Written exercise – The records below should be written out again, exactly.

* begin Listed entries *

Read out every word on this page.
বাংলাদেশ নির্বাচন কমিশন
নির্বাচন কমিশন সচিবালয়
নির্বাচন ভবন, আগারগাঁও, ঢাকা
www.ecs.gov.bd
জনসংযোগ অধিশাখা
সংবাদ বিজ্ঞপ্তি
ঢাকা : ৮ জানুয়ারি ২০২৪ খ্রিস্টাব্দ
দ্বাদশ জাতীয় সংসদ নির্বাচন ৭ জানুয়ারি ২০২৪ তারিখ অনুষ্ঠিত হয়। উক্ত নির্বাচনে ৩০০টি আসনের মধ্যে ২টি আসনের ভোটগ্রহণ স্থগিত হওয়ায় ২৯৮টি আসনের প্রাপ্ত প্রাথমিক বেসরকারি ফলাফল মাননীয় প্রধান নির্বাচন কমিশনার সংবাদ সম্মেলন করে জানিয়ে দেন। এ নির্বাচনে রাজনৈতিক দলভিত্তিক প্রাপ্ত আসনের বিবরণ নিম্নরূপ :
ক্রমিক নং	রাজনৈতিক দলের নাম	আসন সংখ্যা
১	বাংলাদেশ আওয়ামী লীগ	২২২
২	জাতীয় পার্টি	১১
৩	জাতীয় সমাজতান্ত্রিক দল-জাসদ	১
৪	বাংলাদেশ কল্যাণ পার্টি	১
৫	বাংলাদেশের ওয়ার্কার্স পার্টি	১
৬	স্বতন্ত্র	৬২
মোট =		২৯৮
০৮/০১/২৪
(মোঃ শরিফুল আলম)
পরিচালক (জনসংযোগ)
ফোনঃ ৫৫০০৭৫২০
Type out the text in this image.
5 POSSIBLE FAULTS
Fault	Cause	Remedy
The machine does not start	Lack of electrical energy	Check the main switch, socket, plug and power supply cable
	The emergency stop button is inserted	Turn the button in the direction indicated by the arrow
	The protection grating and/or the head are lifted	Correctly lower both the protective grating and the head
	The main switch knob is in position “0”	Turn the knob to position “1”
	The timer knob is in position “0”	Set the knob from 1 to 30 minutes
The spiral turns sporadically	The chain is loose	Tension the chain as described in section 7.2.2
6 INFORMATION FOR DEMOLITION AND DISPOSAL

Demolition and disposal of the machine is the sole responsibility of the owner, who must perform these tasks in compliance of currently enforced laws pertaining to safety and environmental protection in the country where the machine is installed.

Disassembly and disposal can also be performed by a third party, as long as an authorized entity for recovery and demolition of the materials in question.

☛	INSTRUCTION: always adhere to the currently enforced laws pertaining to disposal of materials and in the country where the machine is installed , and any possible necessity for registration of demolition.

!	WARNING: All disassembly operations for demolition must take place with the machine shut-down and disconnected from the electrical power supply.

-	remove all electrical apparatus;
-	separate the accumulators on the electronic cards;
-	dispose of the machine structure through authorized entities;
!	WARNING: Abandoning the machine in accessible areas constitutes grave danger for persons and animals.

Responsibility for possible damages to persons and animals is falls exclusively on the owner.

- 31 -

* end Listed entries *

Exercise solution –
Read out every word on this page.
বাংলাদেশ নির্বাচন কমিশন
নির্বাচন কমিশন সচিবালয়
নির্বাচন ভবন, আগারগাঁও, ঢাকা
www.ecs.gov.bd
জনসংযোগ অধিশাখা
সংবাদ বিজ্ঞপ্তি
ঢাকা : ৮ জানুয়ারি ২০২৪ খ্রিস্টাব্দ
দ্বাদশ জাতীয় সংসদ নির্বাচন ৭ জানুয়ারি ২০২৪ তারিখ অনুষ্ঠিত হয়। উক্ত নির্বাচনে ৩০০টি আসনের মধ্যে ২টি আসনের ভোটগ্রহণ স্থগিত হওয়ায় ২৯৮টি আসনের প্রাপ্ত প্রাথমিক বেসরকারি ফলাফল মাননীয় প্রধান নির্বাচন কমিশনার সংবাদ সম্মেলন করে জানিয়ে দেন। এ নির্বাচনে রাজনৈতিক দলভিত্তিক প্রাপ্ত আসনের বিবরণ নিম্নরূপ :
ক্রমিক নং	রাজনৈতিক দলের নাম	আসন সংখ্যা
১	বাংলাদেশ আওয়ামী লীগ	২২২
২	জাতীয় পার্টি	১১
৩	জাতীয় সমাজতান্ত্রিক দল-জাসদ	১
৪	বাংলাদেশ কল্যাণ পার্টি	১
৫	বাংলাদেশের ওয়ার্কার্স পার্টি	১
৬	স্বতন্ত্র	৬২
মোট =		২৯৮
০৮/০১/২৪
(মোঃ শরিফুল আলম)
পরিচালক (জনসংযোগ)
ফোনঃ ৫৫০০৭৫২০
Type out the text in this image.
5 POSSIBLE FAULTS
Fault	Cause	Remedy
The machine does not start	Lack of electrical energy	Check the main switch, socket, plug and power supply cable
	The emergency stop button is inserted	Turn the button in the direction indicated by the arrow
	The protection grating and/or the head are lifted	Correctly lower both the protective grating and the head
	The main switch knob is in position “0”	Turn the knob to position “1”
	The timer knob is in position “0”	Set the knob from 1 to 30 minutes
The spiral turns sporadically	The chain is loose	Tension the chain as described in section 7.2.2
6 INFORMATION FOR DEMOLITION AND DISPOSAL

Demolition and disposal of the machine is the sole responsibility of the owner, who must perform these tasks in compliance of currently enforced laws pertaining to safety and environmental protection in the country where the machine is installed.

Disassembly and disposal can also be performed by a third party, as long as an authorized entity for recovery and demolition of the materials in question.

☛	INSTRUCTION: always adhere to the currently enforced laws pertaining to disposal of materials and in the country where the machine is installed , and any possible necessity for registration of demolition.

!	WARNING: All disassembly operations for demolition must take place with the machine shut-down and disconnected from the electrical power supply.

-	remove all electrical apparatus;
-	separate the accumulators on the electronic cards;
-	dispose of the machine structure through authorized entities;
!	WARNING: Abandoning the machine in accessible areas constitutes grave danger for persons and animals.

Responsibility for possible damages to persons and animals is falls exclusively on the owner.

- 31 -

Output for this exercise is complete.